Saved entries
+++

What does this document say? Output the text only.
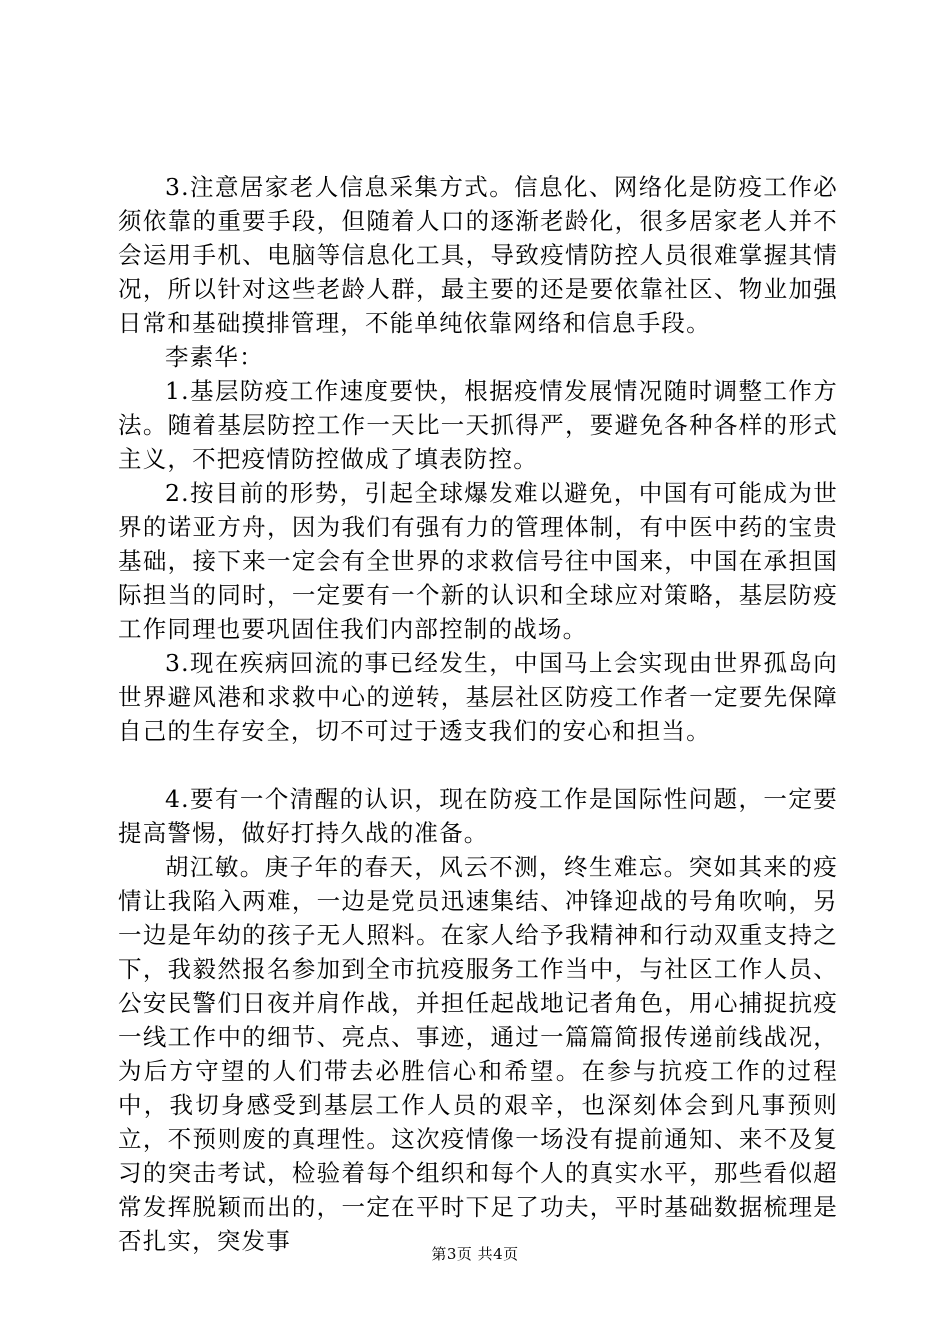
3.注意居家老人信息采集方式。信息化、网络化是防疫工作必须依靠的重要手段，但随着人口的逐渐老龄化，很多居家老人并不会运用手机、电脑等信息化工具，导致疫情防控人员很难掌握其情况，所以针对这些老龄人群，最主要的还是要依靠社区、物业加强日常和基础摸排管理，不能单纯依靠网络和信息手段。

李素华：

1.基层防疫工作速度要快，根据疫情发展情况随时调整工作方法。随着基层防控工作一天比一天抓得严，要避免各种各样的形式主义，不把疫情防控做成了填表防控。

2.按目前的形势，引起全球爆发难以避免，中国有可能成为世界的诺亚方舟，因为我们有强有力的管理体制，有中医中药的宝贵基础，接下来一定会有全世界的求救信号往中国来，中国在承担国际担当的同时，一定要有一个新的认识和全球应对策略，基层防疫工作同理也要巩固住我们内部控制的战场。

3.现在疾病回流的事已经发生，中国马上会实现由世界孤岛向世界避风港和求救中心的逆转，基层社区防疫工作者一定要先保障自己的生存安全，切不可过于透支我们的安心和担当。

4.要有一个清醒的认识，现在防疫工作是国际性问题，一定要提高警惕，做好打持久战的准备。

胡江敏。庚子年的春天，风云不测，终生难忘。突如其来的疫情让我陷入两难，一边是党员迅速集结、冲锋迎战的号角吹响，另一边是年幼的孩子无人照料。在家人给予我精神和行动双重支持之下，我毅然报名参加到全市抗疫服务工作当中，与社区工作人员、公安民警们日夜并肩作战，并担任起战地记者角色，用心捕捉抗疫一线工作中的细节、亮点、事迹，通过一篇篇简报传递前线战况，为后方守望的人们带去必胜信心和希望。在参与抗疫工作的过程中，我切身感受到基层工作人员的艰辛，也深刻体会到凡事预则立，不预则废的真理性。这次疫情像一场没有提前通知、来不及复习的突击考试，检验着每个组织和每个人的真实水平，那些看似超常发挥脱颖而出的，一定在平时下足了功夫，平时基础数据梳理是否扎实，突发事	第3页 共4页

+++

Work to complete:
Please write out all the data again word for word, but not the pictures.

Correct response:
What does this document say? Output the text only.
3.注意居家老人信息采集方式。信息化、网络化是防疫工作必须依靠的重要手段，但随着人口的逐渐老龄化，很多居家老人并不会运用手机、电脑等信息化工具，导致疫情防控人员很难掌握其情况，所以针对这些老龄人群，最主要的还是要依靠社区、物业加强日常和基础摸排管理，不能单纯依靠网络和信息手段。

李素华：

1.基层防疫工作速度要快，根据疫情发展情况随时调整工作方法。随着基层防控工作一天比一天抓得严，要避免各种各样的形式主义，不把疫情防控做成了填表防控。

2.按目前的形势，引起全球爆发难以避免，中国有可能成为世界的诺亚方舟，因为我们有强有力的管理体制，有中医中药的宝贵基础，接下来一定会有全世界的求救信号往中国来，中国在承担国际担当的同时，一定要有一个新的认识和全球应对策略，基层防疫工作同理也要巩固住我们内部控制的战场。

3.现在疾病回流的事已经发生，中国马上会实现由世界孤岛向世界避风港和求救中心的逆转，基层社区防疫工作者一定要先保障自己的生存安全，切不可过于透支我们的安心和担当。

4.要有一个清醒的认识，现在防疫工作是国际性问题，一定要提高警惕，做好打持久战的准备。

胡江敏。庚子年的春天，风云不测，终生难忘。突如其来的疫情让我陷入两难，一边是党员迅速集结、冲锋迎战的号角吹响，另一边是年幼的孩子无人照料。在家人给予我精神和行动双重支持之下，我毅然报名参加到全市抗疫服务工作当中，与社区工作人员、公安民警们日夜并肩作战，并担任起战地记者角色，用心捕捉抗疫一线工作中的细节、亮点、事迹，通过一篇篇简报传递前线战况，为后方守望的人们带去必胜信心和希望。在参与抗疫工作的过程中，我切身感受到基层工作人员的艰辛，也深刻体会到凡事预则立，不预则废的真理性。这次疫情像一场没有提前通知、来不及复习的突击考试，检验着每个组织和每个人的真实水平，那些看似超常发挥脱颖而出的，一定在平时下足了功夫，平时基础数据梳理是否扎实，突发事	第3页 共4页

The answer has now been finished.